> WRITTEN INSTRUCTION
Output each entry exactly; skip nothing.

Records from a collection:
# # #
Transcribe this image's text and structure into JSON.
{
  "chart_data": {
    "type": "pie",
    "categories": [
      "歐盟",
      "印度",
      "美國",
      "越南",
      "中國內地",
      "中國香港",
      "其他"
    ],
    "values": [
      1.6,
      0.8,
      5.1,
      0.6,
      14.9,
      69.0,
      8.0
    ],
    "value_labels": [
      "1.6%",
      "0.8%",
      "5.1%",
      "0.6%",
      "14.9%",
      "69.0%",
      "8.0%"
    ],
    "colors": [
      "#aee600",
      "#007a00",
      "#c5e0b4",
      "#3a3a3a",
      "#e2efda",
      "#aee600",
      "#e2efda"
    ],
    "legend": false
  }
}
# # #
> FULL ANSWER
Transcribe this image's text and structure into JSON.
{
  "chart_data": {
    "type": "pie",
    "categories": [
      "歐盟",
      "印度",
      "美國",
      "越南",
      "中國內地",
      "中國香港",
      "其他"
    ],
    "values": [
      1.6,
      0.8,
      5.1,
      0.6,
      14.9,
      69.0,
      8.0
    ],
    "value_labels": [
      "1.6%",
      "0.8%",
      "5.1%",
      "0.6%",
      "14.9%",
      "69.0%",
      "8.0%"
    ],
    "colors": [
      "#aee600",
      "#007a00",
      "#c5e0b4",
      "#3a3a3a",
      "#e2efda",
      "#aee600",
      "#e2efda"
    ],
    "legend": false
  }
}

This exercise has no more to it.